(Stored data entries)

────────────────

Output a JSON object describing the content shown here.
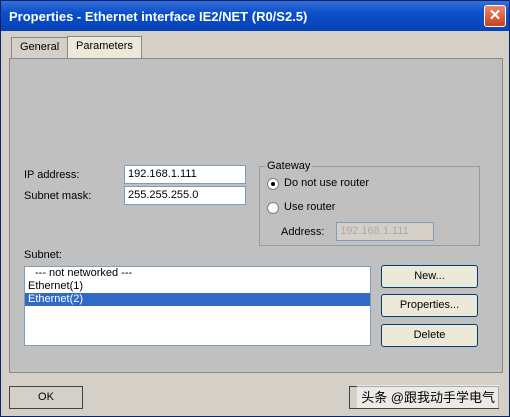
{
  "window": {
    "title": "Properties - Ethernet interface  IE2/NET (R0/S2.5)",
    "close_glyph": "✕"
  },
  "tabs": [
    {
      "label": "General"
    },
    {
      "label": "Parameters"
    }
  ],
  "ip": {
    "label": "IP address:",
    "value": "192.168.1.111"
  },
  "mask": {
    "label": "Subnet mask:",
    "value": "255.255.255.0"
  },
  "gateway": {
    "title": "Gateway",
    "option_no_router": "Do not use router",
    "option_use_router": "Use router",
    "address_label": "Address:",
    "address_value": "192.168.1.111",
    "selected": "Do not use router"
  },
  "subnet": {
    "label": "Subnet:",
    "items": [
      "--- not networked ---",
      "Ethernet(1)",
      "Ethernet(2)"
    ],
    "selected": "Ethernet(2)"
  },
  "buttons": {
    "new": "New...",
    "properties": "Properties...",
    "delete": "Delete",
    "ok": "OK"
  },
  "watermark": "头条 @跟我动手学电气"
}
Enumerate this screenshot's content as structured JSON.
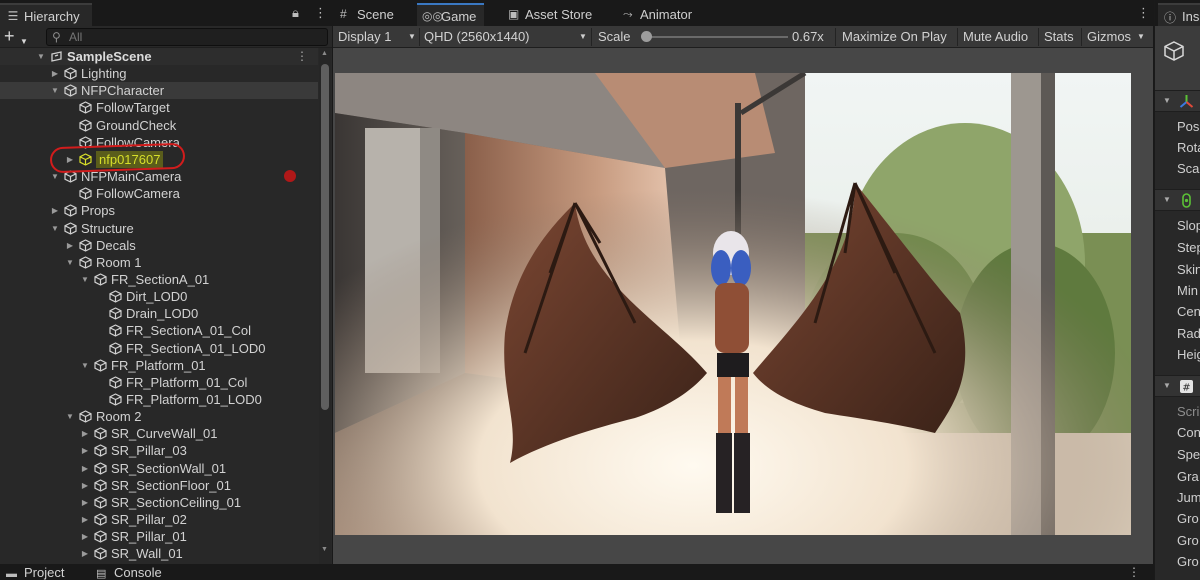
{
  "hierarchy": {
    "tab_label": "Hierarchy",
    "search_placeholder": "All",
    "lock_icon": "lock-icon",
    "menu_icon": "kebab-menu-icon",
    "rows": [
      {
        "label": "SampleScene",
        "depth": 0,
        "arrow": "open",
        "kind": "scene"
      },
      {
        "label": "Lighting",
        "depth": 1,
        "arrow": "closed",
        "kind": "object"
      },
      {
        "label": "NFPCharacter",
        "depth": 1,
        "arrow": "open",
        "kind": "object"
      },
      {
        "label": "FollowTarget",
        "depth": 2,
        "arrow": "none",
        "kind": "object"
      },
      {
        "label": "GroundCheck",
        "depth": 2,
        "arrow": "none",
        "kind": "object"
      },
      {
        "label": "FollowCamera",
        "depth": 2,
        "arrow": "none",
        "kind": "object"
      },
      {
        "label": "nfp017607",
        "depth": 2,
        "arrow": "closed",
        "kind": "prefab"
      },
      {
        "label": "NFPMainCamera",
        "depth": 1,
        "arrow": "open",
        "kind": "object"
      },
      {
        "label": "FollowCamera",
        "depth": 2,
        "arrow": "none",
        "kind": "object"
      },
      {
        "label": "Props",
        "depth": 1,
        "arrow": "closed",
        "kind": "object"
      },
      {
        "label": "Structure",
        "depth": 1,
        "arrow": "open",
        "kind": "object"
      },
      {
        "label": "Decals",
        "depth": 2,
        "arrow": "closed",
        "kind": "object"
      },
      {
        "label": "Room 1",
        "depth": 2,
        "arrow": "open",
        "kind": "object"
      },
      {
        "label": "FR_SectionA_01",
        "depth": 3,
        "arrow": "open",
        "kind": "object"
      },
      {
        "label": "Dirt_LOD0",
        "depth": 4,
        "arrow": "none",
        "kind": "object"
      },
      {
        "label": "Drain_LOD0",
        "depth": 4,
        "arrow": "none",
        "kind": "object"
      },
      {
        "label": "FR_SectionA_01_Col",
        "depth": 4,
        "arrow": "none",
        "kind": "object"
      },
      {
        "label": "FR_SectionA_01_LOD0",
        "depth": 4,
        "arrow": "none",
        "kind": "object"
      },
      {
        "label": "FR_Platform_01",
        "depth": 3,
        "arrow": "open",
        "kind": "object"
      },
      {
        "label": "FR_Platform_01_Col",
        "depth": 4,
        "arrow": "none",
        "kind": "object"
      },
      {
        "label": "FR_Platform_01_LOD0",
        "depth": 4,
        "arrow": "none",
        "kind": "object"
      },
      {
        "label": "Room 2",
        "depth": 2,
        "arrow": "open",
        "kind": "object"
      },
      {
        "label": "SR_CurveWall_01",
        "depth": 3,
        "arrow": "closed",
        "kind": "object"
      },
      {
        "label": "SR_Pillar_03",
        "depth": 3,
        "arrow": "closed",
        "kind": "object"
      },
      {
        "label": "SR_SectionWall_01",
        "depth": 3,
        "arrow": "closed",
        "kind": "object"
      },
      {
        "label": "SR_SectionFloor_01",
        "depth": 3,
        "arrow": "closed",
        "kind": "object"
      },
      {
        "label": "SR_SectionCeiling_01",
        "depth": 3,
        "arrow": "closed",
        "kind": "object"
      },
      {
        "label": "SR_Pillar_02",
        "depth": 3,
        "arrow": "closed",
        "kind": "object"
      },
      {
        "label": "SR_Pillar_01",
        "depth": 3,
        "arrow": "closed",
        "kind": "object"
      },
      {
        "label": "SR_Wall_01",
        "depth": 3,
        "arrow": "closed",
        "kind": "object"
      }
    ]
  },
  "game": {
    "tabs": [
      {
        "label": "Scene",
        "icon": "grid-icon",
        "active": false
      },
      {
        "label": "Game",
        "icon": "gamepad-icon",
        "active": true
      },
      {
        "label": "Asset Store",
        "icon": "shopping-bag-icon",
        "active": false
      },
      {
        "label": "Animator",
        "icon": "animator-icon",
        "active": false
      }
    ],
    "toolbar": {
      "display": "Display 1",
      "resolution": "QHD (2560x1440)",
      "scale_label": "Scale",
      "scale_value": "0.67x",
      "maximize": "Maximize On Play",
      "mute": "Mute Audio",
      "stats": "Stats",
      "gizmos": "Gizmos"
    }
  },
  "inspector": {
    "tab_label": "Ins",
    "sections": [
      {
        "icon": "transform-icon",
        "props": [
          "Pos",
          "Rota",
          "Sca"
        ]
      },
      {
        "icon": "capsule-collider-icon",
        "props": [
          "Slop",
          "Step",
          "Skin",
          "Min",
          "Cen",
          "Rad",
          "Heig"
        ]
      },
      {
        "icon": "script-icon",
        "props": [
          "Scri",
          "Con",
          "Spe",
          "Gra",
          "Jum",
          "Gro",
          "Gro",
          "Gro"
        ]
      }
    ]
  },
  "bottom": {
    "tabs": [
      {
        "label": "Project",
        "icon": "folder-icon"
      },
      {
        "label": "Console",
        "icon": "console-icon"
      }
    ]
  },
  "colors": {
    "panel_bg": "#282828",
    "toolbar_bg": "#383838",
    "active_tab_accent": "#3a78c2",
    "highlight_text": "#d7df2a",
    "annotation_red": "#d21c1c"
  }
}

────────────────

▶ _Exercise_:
Return each line of the data, keeping its wording exact and omitting pictures.

▶ _Problem solution_:
Output a JSON object describing the content shown here.
{
  "window": {
    "title": "Properties - Ethernet interface  IE2/NET (R0/S2.5)",
    "close_glyph": "✕"
  },
  "tabs": [
    {
      "label": "General"
    },
    {
      "label": "Parameters"
    }
  ],
  "ip": {
    "label": "IP address:",
    "value": "192.168.1.111"
  },
  "mask": {
    "label": "Subnet mask:",
    "value": "255.255.255.0"
  },
  "gateway": {
    "title": "Gateway",
    "option_no_router": "Do not use router",
    "option_use_router": "Use router",
    "address_label": "Address:",
    "address_value": "192.168.1.111",
    "selected": "Do not use router"
  },
  "subnet": {
    "label": "Subnet:",
    "items": [
      "--- not networked ---",
      "Ethernet(1)",
      "Ethernet(2)"
    ],
    "selected": "Ethernet(2)"
  },
  "buttons": {
    "new": "New...",
    "properties": "Properties...",
    "delete": "Delete",
    "ok": "OK"
  },
  "watermark": "头条 @跟我动手学电气"
}
Enumerate this screenshot's content as structured JSON.
{
  "hierarchy": {
    "tab_label": "Hierarchy",
    "search_placeholder": "All",
    "lock_icon": "lock-icon",
    "menu_icon": "kebab-menu-icon",
    "rows": [
      {
        "label": "SampleScene",
        "depth": 0,
        "arrow": "open",
        "kind": "scene"
      },
      {
        "label": "Lighting",
        "depth": 1,
        "arrow": "closed",
        "kind": "object"
      },
      {
        "label": "NFPCharacter",
        "depth": 1,
        "arrow": "open",
        "kind": "object"
      },
      {
        "label": "FollowTarget",
        "depth": 2,
        "arrow": "none",
        "kind": "object"
      },
      {
        "label": "GroundCheck",
        "depth": 2,
        "arrow": "none",
        "kind": "object"
      },
      {
        "label": "FollowCamera",
        "depth": 2,
        "arrow": "none",
        "kind": "object"
      },
      {
        "label": "nfp017607",
        "depth": 2,
        "arrow": "closed",
        "kind": "prefab"
      },
      {
        "label": "NFPMainCamera",
        "depth": 1,
        "arrow": "open",
        "kind": "object"
      },
      {
        "label": "FollowCamera",
        "depth": 2,
        "arrow": "none",
        "kind": "object"
      },
      {
        "label": "Props",
        "depth": 1,
        "arrow": "closed",
        "kind": "object"
      },
      {
        "label": "Structure",
        "depth": 1,
        "arrow": "open",
        "kind": "object"
      },
      {
        "label": "Decals",
        "depth": 2,
        "arrow": "closed",
        "kind": "object"
      },
      {
        "label": "Room 1",
        "depth": 2,
        "arrow": "open",
        "kind": "object"
      },
      {
        "label": "FR_SectionA_01",
        "depth": 3,
        "arrow": "open",
        "kind": "object"
      },
      {
        "label": "Dirt_LOD0",
        "depth": 4,
        "arrow": "none",
        "kind": "object"
      },
      {
        "label": "Drain_LOD0",
        "depth": 4,
        "arrow": "none",
        "kind": "object"
      },
      {
        "label": "FR_SectionA_01_Col",
        "depth": 4,
        "arrow": "none",
        "kind": "object"
      },
      {
        "label": "FR_SectionA_01_LOD0",
        "depth": 4,
        "arrow": "none",
        "kind": "object"
      },
      {
        "label": "FR_Platform_01",
        "depth": 3,
        "arrow": "open",
        "kind": "object"
      },
      {
        "label": "FR_Platform_01_Col",
        "depth": 4,
        "arrow": "none",
        "kind": "object"
      },
      {
        "label": "FR_Platform_01_LOD0",
        "depth": 4,
        "arrow": "none",
        "kind": "object"
      },
      {
        "label": "Room 2",
        "depth": 2,
        "arrow": "open",
        "kind": "object"
      },
      {
        "label": "SR_CurveWall_01",
        "depth": 3,
        "arrow": "closed",
        "kind": "object"
      },
      {
        "label": "SR_Pillar_03",
        "depth": 3,
        "arrow": "closed",
        "kind": "object"
      },
      {
        "label": "SR_SectionWall_01",
        "depth": 3,
        "arrow": "closed",
        "kind": "object"
      },
      {
        "label": "SR_SectionFloor_01",
        "depth": 3,
        "arrow": "closed",
        "kind": "object"
      },
      {
        "label": "SR_SectionCeiling_01",
        "depth": 3,
        "arrow": "closed",
        "kind": "object"
      },
      {
        "label": "SR_Pillar_02",
        "depth": 3,
        "arrow": "closed",
        "kind": "object"
      },
      {
        "label": "SR_Pillar_01",
        "depth": 3,
        "arrow": "closed",
        "kind": "object"
      },
      {
        "label": "SR_Wall_01",
        "depth": 3,
        "arrow": "closed",
        "kind": "object"
      }
    ]
  },
  "game": {
    "tabs": [
      {
        "label": "Scene",
        "icon": "grid-icon",
        "active": false
      },
      {
        "label": "Game",
        "icon": "gamepad-icon",
        "active": true
      },
      {
        "label": "Asset Store",
        "icon": "shopping-bag-icon",
        "active": false
      },
      {
        "label": "Animator",
        "icon": "animator-icon",
        "active": false
      }
    ],
    "toolbar": {
      "display": "Display 1",
      "resolution": "QHD (2560x1440)",
      "scale_label": "Scale",
      "scale_value": "0.67x",
      "maximize": "Maximize On Play",
      "mute": "Mute Audio",
      "stats": "Stats",
      "gizmos": "Gizmos"
    }
  },
  "inspector": {
    "tab_label": "Ins",
    "sections": [
      {
        "icon": "transform-icon",
        "props": [
          "Pos",
          "Rota",
          "Sca"
        ]
      },
      {
        "icon": "capsule-collider-icon",
        "props": [
          "Slop",
          "Step",
          "Skin",
          "Min",
          "Cen",
          "Rad",
          "Heig"
        ]
      },
      {
        "icon": "script-icon",
        "props": [
          "Scri",
          "Con",
          "Spe",
          "Gra",
          "Jum",
          "Gro",
          "Gro",
          "Gro"
        ]
      }
    ]
  },
  "bottom": {
    "tabs": [
      {
        "label": "Project",
        "icon": "folder-icon"
      },
      {
        "label": "Console",
        "icon": "console-icon"
      }
    ]
  },
  "colors": {
    "panel_bg": "#282828",
    "toolbar_bg": "#383838",
    "active_tab_accent": "#3a78c2",
    "highlight_text": "#d7df2a",
    "annotation_red": "#d21c1c"
  }
}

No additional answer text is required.